BEGIN Given records

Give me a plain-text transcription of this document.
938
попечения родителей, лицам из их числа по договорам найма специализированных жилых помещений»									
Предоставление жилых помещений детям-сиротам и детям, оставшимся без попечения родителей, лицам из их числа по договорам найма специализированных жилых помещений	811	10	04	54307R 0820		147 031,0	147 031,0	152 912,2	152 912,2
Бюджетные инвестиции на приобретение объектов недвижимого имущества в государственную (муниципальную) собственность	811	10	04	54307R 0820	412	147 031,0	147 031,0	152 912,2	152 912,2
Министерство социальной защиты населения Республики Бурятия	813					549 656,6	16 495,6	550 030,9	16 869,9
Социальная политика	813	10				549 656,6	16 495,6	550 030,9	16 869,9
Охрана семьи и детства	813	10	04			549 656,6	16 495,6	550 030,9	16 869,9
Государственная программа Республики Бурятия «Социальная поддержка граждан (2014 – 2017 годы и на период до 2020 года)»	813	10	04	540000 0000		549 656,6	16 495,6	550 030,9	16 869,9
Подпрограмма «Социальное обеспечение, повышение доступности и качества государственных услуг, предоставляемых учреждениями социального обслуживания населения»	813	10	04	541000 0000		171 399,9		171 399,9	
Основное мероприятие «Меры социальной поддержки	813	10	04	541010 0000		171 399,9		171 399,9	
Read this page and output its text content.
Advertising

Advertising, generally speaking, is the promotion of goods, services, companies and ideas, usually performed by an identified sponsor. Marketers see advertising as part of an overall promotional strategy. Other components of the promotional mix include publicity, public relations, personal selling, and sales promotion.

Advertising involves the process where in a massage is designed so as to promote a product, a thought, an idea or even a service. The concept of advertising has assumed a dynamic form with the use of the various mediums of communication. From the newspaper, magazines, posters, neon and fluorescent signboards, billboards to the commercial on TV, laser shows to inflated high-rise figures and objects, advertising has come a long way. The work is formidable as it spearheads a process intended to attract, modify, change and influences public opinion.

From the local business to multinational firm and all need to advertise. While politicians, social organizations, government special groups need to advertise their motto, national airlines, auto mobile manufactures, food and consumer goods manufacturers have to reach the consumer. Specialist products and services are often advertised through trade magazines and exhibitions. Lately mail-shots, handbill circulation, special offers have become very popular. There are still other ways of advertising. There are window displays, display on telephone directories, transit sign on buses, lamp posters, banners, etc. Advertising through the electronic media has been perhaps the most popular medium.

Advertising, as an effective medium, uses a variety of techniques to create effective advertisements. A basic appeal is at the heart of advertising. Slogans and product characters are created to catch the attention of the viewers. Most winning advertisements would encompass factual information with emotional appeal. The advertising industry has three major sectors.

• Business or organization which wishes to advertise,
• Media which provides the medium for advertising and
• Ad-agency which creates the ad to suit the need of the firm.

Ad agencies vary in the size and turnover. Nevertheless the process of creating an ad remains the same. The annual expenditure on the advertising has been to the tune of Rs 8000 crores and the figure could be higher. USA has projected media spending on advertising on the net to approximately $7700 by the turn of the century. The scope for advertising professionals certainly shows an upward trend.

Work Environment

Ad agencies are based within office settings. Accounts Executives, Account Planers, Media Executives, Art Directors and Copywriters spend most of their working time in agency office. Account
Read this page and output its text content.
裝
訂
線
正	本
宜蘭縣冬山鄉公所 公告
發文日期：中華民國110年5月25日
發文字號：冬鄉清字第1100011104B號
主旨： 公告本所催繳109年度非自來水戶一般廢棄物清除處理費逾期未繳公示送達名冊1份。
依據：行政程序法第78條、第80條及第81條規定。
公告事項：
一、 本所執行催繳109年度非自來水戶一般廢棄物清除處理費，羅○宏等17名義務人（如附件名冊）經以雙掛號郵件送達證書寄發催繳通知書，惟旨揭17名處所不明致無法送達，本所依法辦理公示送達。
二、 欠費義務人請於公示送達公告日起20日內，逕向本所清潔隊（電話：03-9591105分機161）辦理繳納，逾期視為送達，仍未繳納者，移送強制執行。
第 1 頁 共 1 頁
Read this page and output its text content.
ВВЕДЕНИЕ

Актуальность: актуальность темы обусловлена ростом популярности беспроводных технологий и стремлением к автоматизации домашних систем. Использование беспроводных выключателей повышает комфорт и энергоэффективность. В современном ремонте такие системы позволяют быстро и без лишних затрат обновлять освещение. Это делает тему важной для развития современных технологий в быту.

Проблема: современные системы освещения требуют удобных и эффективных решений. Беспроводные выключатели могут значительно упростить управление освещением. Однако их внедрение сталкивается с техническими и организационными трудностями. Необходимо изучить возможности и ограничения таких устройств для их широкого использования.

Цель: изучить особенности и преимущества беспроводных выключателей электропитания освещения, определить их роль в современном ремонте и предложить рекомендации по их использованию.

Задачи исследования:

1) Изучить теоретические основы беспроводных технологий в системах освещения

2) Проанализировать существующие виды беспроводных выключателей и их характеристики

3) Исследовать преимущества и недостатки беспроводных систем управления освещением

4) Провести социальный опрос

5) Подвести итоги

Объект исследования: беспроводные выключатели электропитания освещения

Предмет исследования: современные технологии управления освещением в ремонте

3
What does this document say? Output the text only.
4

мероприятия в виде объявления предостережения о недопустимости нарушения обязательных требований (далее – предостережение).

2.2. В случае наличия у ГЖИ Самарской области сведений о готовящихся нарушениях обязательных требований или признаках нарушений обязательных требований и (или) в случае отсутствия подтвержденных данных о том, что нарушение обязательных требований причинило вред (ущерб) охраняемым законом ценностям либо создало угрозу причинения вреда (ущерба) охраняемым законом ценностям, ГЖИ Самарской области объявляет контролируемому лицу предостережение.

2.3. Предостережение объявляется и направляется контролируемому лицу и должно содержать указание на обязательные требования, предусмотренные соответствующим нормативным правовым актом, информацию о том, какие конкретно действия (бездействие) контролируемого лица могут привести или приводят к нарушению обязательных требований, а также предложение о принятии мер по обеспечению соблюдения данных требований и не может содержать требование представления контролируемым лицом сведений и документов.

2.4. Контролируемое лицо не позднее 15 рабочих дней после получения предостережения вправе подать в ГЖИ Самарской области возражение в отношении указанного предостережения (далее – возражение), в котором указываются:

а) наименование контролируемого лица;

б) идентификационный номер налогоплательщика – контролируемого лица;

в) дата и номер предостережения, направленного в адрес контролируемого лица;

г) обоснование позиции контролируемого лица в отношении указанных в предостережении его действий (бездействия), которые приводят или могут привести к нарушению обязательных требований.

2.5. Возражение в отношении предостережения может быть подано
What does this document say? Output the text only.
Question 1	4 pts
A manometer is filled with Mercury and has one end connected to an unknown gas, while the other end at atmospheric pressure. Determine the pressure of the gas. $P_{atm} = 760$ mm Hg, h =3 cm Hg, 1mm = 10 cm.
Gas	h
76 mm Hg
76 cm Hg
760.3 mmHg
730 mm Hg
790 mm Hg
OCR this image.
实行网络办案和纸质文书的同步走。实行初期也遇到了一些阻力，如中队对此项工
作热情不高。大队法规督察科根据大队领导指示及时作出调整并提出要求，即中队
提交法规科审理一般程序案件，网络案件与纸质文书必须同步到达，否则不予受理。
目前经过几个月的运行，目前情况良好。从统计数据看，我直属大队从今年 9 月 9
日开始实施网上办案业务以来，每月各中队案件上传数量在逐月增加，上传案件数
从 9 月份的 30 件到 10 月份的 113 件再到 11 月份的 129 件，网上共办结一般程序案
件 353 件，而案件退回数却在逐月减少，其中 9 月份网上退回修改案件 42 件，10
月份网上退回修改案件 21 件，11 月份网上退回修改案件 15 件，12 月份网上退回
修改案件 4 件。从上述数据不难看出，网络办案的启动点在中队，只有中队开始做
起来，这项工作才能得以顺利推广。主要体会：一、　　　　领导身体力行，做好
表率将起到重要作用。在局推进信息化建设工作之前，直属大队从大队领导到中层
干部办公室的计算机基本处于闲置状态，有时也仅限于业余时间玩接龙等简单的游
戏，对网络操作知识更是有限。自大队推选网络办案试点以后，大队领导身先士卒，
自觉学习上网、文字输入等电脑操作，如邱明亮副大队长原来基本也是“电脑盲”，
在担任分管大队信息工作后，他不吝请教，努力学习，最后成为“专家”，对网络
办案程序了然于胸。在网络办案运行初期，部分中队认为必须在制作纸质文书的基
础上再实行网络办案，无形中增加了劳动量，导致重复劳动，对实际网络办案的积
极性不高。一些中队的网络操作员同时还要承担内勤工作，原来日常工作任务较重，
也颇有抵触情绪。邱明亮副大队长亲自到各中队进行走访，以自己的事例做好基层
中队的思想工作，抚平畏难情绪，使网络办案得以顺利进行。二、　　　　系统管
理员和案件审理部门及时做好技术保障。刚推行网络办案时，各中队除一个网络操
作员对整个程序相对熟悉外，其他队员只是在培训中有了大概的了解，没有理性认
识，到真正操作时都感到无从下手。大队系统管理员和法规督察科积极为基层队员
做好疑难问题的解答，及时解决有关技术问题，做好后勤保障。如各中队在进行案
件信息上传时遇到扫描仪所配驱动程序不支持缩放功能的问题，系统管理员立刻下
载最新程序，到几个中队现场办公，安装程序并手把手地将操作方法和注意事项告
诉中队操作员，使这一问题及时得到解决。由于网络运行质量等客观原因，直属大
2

END Given records

Written instruction:
Go through the listing above line by line and say how many lines hold the word "попечения". Reply with that number only.

Reply:
2